═══ Material to process
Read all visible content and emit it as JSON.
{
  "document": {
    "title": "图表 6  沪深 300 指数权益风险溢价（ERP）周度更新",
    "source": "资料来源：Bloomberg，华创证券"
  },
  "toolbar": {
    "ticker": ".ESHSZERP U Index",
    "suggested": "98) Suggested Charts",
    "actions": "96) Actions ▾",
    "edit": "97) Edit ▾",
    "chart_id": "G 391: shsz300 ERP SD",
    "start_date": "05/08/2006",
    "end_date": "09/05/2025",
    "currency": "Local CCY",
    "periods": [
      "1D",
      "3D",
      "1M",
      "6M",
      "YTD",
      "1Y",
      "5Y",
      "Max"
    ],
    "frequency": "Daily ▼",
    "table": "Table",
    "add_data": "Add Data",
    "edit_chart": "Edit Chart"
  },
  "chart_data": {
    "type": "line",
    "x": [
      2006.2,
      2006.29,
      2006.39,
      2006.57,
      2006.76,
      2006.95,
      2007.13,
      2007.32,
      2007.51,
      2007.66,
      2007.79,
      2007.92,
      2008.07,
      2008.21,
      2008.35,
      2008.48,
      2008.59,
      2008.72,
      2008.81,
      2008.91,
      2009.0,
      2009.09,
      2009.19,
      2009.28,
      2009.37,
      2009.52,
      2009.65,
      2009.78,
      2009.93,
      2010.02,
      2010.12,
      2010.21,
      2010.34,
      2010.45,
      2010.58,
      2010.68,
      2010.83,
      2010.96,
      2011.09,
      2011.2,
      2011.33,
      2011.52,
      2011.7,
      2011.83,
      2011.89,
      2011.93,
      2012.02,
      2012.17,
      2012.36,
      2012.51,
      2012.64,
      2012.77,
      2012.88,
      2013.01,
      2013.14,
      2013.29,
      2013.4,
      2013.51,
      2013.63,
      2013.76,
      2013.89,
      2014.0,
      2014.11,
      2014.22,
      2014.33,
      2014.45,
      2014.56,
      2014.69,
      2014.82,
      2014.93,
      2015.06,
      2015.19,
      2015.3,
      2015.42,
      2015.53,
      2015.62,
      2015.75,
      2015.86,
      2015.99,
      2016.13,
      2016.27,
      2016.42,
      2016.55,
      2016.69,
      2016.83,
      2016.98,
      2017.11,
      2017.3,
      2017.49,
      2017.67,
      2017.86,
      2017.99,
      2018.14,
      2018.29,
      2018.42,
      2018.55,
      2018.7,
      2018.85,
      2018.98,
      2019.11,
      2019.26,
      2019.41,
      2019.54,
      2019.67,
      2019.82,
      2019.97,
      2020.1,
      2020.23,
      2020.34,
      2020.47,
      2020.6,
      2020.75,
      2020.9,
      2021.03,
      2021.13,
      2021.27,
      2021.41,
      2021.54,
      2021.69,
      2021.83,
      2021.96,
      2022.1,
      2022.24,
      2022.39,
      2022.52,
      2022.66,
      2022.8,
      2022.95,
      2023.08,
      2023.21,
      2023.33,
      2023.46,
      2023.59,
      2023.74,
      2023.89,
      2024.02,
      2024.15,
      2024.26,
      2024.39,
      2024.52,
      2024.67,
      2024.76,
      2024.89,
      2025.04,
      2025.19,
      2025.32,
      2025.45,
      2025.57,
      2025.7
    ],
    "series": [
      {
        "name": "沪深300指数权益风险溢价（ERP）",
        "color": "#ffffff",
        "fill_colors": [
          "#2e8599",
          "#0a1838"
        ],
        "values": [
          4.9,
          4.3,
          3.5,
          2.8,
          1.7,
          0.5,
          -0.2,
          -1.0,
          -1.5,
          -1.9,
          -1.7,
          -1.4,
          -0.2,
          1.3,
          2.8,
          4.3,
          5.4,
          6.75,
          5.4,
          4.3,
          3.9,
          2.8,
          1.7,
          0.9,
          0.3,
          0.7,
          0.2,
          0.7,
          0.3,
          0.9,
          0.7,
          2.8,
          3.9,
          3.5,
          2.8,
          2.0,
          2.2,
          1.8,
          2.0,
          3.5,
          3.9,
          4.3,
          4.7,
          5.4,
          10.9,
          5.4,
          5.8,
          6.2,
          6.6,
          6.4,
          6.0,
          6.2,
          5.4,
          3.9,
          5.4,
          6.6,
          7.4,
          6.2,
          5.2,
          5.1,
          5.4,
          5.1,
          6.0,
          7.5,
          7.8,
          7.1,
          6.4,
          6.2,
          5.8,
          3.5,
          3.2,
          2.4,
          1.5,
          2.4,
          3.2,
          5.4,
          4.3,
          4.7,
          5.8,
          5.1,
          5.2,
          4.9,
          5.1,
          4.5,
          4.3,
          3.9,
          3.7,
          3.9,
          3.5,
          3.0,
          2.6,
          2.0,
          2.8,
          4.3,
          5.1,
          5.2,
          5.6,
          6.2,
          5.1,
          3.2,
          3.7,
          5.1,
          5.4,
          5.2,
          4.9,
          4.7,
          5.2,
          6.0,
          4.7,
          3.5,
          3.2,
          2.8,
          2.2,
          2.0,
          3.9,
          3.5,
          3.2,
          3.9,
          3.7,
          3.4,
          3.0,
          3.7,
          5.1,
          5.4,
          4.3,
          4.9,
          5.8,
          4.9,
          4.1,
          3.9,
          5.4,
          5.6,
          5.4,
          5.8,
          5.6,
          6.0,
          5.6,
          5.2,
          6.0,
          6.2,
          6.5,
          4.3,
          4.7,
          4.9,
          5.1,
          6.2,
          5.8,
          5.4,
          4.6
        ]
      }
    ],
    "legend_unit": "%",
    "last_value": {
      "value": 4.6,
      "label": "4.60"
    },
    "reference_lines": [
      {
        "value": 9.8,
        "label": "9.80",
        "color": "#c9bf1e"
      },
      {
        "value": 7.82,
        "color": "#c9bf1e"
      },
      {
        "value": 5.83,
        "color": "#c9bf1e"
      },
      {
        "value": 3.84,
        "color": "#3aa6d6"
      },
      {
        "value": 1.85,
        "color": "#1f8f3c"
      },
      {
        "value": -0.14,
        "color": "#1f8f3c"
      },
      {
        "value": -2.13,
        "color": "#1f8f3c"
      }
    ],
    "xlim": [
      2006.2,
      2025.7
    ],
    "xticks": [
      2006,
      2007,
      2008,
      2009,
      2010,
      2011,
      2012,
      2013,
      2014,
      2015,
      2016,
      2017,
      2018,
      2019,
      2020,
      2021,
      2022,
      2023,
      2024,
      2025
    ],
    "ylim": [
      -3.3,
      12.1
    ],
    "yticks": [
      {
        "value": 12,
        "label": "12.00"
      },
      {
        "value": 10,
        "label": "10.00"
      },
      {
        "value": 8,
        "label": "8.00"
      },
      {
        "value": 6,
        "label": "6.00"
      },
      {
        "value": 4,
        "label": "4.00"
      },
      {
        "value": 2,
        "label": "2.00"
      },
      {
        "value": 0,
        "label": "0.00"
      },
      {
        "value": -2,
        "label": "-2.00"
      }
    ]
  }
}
══════
Your goal → Repeat the records exactly, including every line.

Result of this task →
Read all visible content and emit it as JSON.
{
  "document": {
    "title": "图表 6  沪深 300 指数权益风险溢价（ERP）周度更新",
    "source": "资料来源：Bloomberg，华创证券"
  },
  "toolbar": {
    "ticker": ".ESHSZERP U Index",
    "suggested": "98) Suggested Charts",
    "actions": "96) Actions ▾",
    "edit": "97) Edit ▾",
    "chart_id": "G 391: shsz300 ERP SD",
    "start_date": "05/08/2006",
    "end_date": "09/05/2025",
    "currency": "Local CCY",
    "periods": [
      "1D",
      "3D",
      "1M",
      "6M",
      "YTD",
      "1Y",
      "5Y",
      "Max"
    ],
    "frequency": "Daily ▼",
    "table": "Table",
    "add_data": "Add Data",
    "edit_chart": "Edit Chart"
  },
  "chart_data": {
    "type": "line",
    "x": [
      2006.2,
      2006.29,
      2006.39,
      2006.57,
      2006.76,
      2006.95,
      2007.13,
      2007.32,
      2007.51,
      2007.66,
      2007.79,
      2007.92,
      2008.07,
      2008.21,
      2008.35,
      2008.48,
      2008.59,
      2008.72,
      2008.81,
      2008.91,
      2009.0,
      2009.09,
      2009.19,
      2009.28,
      2009.37,
      2009.52,
      2009.65,
      2009.78,
      2009.93,
      2010.02,
      2010.12,
      2010.21,
      2010.34,
      2010.45,
      2010.58,
      2010.68,
      2010.83,
      2010.96,
      2011.09,
      2011.2,
      2011.33,
      2011.52,
      2011.7,
      2011.83,
      2011.89,
      2011.93,
      2012.02,
      2012.17,
      2012.36,
      2012.51,
      2012.64,
      2012.77,
      2012.88,
      2013.01,
      2013.14,
      2013.29,
      2013.4,
      2013.51,
      2013.63,
      2013.76,
      2013.89,
      2014.0,
      2014.11,
      2014.22,
      2014.33,
      2014.45,
      2014.56,
      2014.69,
      2014.82,
      2014.93,
      2015.06,
      2015.19,
      2015.3,
      2015.42,
      2015.53,
      2015.62,
      2015.75,
      2015.86,
      2015.99,
      2016.13,
      2016.27,
      2016.42,
      2016.55,
      2016.69,
      2016.83,
      2016.98,
      2017.11,
      2017.3,
      2017.49,
      2017.67,
      2017.86,
      2017.99,
      2018.14,
      2018.29,
      2018.42,
      2018.55,
      2018.7,
      2018.85,
      2018.98,
      2019.11,
      2019.26,
      2019.41,
      2019.54,
      2019.67,
      2019.82,
      2019.97,
      2020.1,
      2020.23,
      2020.34,
      2020.47,
      2020.6,
      2020.75,
      2020.9,
      2021.03,
      2021.13,
      2021.27,
      2021.41,
      2021.54,
      2021.69,
      2021.83,
      2021.96,
      2022.1,
      2022.24,
      2022.39,
      2022.52,
      2022.66,
      2022.8,
      2022.95,
      2023.08,
      2023.21,
      2023.33,
      2023.46,
      2023.59,
      2023.74,
      2023.89,
      2024.02,
      2024.15,
      2024.26,
      2024.39,
      2024.52,
      2024.67,
      2024.76,
      2024.89,
      2025.04,
      2025.19,
      2025.32,
      2025.45,
      2025.57,
      2025.7
    ],
    "series": [
      {
        "name": "沪深300指数权益风险溢价（ERP）",
        "color": "#ffffff",
        "fill_colors": [
          "#2e8599",
          "#0a1838"
        ],
        "values": [
          4.9,
          4.3,
          3.5,
          2.8,
          1.7,
          0.5,
          -0.2,
          -1.0,
          -1.5,
          -1.9,
          -1.7,
          -1.4,
          -0.2,
          1.3,
          2.8,
          4.3,
          5.4,
          6.75,
          5.4,
          4.3,
          3.9,
          2.8,
          1.7,
          0.9,
          0.3,
          0.7,
          0.2,
          0.7,
          0.3,
          0.9,
          0.7,
          2.8,
          3.9,
          3.5,
          2.8,
          2.0,
          2.2,
          1.8,
          2.0,
          3.5,
          3.9,
          4.3,
          4.7,
          5.4,
          10.9,
          5.4,
          5.8,
          6.2,
          6.6,
          6.4,
          6.0,
          6.2,
          5.4,
          3.9,
          5.4,
          6.6,
          7.4,
          6.2,
          5.2,
          5.1,
          5.4,
          5.1,
          6.0,
          7.5,
          7.8,
          7.1,
          6.4,
          6.2,
          5.8,
          3.5,
          3.2,
          2.4,
          1.5,
          2.4,
          3.2,
          5.4,
          4.3,
          4.7,
          5.8,
          5.1,
          5.2,
          4.9,
          5.1,
          4.5,
          4.3,
          3.9,
          3.7,
          3.9,
          3.5,
          3.0,
          2.6,
          2.0,
          2.8,
          4.3,
          5.1,
          5.2,
          5.6,
          6.2,
          5.1,
          3.2,
          3.7,
          5.1,
          5.4,
          5.2,
          4.9,
          4.7,
          5.2,
          6.0,
          4.7,
          3.5,
          3.2,
          2.8,
          2.2,
          2.0,
          3.9,
          3.5,
          3.2,
          3.9,
          3.7,
          3.4,
          3.0,
          3.7,
          5.1,
          5.4,
          4.3,
          4.9,
          5.8,
          4.9,
          4.1,
          3.9,
          5.4,
          5.6,
          5.4,
          5.8,
          5.6,
          6.0,
          5.6,
          5.2,
          6.0,
          6.2,
          6.5,
          4.3,
          4.7,
          4.9,
          5.1,
          6.2,
          5.8,
          5.4,
          4.6
        ]
      }
    ],
    "legend_unit": "%",
    "last_value": {
      "value": 4.6,
      "label": "4.60"
    },
    "reference_lines": [
      {
        "value": 9.8,
        "label": "9.80",
        "color": "#c9bf1e"
      },
      {
        "value": 7.82,
        "color": "#c9bf1e"
      },
      {
        "value": 5.83,
        "color": "#c9bf1e"
      },
      {
        "value": 3.84,
        "color": "#3aa6d6"
      },
      {
        "value": 1.85,
        "color": "#1f8f3c"
      },
      {
        "value": -0.14,
        "color": "#1f8f3c"
      },
      {
        "value": -2.13,
        "color": "#1f8f3c"
      }
    ],
    "xlim": [
      2006.2,
      2025.7
    ],
    "xticks": [
      2006,
      2007,
      2008,
      2009,
      2010,
      2011,
      2012,
      2013,
      2014,
      2015,
      2016,
      2017,
      2018,
      2019,
      2020,
      2021,
      2022,
      2023,
      2024,
      2025
    ],
    "ylim": [
      -3.3,
      12.1
    ],
    "yticks": [
      {
        "value": 12,
        "label": "12.00"
      },
      {
        "value": 10,
        "label": "10.00"
      },
      {
        "value": 8,
        "label": "8.00"
      },
      {
        "value": 6,
        "label": "6.00"
      },
      {
        "value": 4,
        "label": "4.00"
      },
      {
        "value": 2,
        "label": "2.00"
      },
      {
        "value": 0,
        "label": "0.00"
      },
      {
        "value": -2,
        "label": "-2.00"
      }
    ]
  }
}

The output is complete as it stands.